Data records:
☆ ☆ ☆ ☆

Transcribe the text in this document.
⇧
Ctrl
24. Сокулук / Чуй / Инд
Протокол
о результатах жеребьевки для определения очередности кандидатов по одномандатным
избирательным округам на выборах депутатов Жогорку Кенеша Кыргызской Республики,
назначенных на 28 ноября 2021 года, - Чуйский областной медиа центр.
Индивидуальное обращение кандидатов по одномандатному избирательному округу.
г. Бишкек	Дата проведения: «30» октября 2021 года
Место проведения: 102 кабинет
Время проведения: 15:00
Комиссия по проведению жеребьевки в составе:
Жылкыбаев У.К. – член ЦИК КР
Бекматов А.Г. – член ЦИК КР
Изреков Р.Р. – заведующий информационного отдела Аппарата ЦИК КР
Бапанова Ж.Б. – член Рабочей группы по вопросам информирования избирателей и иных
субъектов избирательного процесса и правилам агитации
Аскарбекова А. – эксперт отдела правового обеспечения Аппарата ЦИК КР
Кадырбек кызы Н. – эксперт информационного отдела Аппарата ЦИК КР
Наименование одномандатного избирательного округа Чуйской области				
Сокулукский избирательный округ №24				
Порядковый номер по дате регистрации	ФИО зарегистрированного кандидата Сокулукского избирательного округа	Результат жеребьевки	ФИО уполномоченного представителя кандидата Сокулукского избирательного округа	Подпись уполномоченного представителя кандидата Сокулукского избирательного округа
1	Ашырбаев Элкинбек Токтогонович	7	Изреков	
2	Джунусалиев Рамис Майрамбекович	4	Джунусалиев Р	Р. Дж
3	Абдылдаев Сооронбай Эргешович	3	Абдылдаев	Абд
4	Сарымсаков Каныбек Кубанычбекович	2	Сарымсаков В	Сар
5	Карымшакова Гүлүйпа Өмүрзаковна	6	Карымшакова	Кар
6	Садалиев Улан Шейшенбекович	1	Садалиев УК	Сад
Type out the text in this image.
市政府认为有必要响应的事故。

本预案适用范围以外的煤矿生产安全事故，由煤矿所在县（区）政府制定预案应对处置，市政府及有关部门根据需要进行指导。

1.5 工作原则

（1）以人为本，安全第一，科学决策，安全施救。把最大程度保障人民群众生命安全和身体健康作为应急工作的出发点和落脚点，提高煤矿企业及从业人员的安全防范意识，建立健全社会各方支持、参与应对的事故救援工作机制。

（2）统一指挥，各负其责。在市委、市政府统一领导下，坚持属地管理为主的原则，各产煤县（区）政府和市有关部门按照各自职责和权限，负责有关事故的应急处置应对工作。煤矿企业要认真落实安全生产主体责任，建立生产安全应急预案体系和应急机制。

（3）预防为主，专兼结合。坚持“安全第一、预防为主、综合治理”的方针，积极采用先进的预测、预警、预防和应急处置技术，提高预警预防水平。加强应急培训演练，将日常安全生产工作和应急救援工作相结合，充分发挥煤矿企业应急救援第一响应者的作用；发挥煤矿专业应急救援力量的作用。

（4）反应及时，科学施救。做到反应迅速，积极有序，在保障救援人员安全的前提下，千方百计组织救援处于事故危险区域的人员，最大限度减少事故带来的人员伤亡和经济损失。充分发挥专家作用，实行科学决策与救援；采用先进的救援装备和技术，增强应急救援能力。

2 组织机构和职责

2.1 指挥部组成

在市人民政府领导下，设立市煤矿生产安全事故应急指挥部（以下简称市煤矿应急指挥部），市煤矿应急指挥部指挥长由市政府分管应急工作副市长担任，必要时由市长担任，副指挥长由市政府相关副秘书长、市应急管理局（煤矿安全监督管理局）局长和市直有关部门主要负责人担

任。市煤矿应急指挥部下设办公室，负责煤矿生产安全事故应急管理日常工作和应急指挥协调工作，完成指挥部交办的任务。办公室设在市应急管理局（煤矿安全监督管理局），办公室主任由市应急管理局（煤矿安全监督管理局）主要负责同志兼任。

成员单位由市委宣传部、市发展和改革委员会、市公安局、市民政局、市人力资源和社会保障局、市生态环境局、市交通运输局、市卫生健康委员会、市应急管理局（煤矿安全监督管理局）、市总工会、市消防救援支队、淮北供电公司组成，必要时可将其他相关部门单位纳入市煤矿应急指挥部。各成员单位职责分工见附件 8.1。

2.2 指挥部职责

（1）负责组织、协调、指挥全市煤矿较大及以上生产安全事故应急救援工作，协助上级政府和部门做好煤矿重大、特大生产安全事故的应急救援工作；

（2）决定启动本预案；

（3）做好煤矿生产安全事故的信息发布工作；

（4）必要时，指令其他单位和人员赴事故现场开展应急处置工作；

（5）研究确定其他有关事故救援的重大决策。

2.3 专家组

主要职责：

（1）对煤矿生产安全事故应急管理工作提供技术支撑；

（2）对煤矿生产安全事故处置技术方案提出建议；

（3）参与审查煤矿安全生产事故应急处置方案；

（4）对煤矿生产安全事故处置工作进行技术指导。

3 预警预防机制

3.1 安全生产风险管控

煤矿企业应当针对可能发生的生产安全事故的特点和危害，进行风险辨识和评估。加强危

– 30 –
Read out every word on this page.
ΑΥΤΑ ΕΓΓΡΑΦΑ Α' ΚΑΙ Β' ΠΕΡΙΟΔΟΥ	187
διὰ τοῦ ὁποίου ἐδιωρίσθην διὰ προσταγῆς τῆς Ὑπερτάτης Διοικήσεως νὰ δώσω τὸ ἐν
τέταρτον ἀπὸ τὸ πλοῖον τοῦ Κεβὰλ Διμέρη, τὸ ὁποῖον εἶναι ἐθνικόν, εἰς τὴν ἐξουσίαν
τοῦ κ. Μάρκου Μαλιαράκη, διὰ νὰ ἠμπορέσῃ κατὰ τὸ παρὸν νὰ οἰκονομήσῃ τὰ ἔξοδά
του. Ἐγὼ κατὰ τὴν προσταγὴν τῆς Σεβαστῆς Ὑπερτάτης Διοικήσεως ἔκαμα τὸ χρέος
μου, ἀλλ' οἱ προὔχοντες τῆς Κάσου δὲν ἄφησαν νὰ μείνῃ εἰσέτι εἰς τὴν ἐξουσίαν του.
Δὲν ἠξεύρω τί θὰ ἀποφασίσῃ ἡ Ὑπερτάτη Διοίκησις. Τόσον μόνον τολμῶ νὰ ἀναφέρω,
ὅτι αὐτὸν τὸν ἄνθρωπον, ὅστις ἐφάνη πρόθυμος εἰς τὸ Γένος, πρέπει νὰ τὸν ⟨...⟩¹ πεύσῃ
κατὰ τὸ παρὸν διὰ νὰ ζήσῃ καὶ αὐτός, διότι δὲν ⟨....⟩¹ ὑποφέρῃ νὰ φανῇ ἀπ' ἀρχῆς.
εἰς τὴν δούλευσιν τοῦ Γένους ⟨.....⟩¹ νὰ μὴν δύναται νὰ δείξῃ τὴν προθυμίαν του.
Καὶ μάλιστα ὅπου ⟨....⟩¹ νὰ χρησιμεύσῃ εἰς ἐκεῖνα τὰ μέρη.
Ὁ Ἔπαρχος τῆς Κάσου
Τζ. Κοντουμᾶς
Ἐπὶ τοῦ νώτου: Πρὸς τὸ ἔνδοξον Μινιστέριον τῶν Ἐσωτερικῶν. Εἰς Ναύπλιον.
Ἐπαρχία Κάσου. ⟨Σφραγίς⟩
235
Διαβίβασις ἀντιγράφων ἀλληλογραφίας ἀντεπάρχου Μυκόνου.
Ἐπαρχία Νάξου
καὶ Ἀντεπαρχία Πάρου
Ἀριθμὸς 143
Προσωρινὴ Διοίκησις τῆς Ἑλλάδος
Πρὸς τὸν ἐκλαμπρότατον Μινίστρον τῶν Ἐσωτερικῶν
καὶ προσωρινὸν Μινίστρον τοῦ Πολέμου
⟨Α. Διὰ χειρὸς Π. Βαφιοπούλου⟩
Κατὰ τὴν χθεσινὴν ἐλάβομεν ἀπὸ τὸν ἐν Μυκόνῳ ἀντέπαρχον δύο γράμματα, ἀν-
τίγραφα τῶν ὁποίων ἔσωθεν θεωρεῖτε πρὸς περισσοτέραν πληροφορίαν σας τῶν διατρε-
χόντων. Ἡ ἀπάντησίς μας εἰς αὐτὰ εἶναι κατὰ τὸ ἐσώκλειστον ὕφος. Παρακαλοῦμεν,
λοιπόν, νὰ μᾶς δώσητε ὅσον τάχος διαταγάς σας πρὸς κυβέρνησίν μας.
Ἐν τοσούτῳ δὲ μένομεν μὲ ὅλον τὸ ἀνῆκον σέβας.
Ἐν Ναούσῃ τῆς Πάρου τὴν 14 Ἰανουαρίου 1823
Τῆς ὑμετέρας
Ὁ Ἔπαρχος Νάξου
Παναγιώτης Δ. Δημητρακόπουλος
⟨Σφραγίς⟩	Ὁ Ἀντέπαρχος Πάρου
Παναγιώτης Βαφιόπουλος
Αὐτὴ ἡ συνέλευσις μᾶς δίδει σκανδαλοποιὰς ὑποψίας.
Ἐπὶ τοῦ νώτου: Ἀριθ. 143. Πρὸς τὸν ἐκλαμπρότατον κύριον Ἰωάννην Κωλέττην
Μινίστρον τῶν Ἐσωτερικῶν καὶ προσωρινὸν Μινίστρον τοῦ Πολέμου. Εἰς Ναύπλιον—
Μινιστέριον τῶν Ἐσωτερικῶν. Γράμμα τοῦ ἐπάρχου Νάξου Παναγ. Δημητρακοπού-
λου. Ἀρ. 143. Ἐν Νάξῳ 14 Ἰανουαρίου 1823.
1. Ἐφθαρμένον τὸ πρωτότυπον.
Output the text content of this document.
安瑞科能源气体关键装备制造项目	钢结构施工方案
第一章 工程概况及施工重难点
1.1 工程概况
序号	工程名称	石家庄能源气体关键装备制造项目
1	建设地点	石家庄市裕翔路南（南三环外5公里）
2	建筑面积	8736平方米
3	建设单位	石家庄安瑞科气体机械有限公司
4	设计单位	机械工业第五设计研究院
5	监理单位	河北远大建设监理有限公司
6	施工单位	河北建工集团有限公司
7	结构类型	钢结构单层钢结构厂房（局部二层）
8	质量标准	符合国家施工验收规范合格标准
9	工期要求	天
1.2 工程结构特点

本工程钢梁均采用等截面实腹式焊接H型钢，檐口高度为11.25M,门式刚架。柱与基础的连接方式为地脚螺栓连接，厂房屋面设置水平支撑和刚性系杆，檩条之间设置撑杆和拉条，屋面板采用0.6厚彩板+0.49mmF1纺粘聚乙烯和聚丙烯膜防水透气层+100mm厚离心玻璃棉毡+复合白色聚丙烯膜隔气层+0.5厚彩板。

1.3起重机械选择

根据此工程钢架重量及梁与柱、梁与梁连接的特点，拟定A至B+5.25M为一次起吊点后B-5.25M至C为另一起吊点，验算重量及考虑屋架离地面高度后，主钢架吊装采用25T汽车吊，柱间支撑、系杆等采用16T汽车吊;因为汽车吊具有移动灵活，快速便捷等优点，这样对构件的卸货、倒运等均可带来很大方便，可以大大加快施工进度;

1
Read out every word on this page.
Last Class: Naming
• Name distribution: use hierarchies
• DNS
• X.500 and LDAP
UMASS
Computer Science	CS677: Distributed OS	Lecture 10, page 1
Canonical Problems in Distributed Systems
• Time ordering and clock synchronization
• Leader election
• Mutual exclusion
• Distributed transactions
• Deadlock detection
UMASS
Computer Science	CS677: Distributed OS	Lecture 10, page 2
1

☆ ☆ ☆ ☆

Report the count of lines in the entries that contain the string "эксперт", and nothing besides it.

2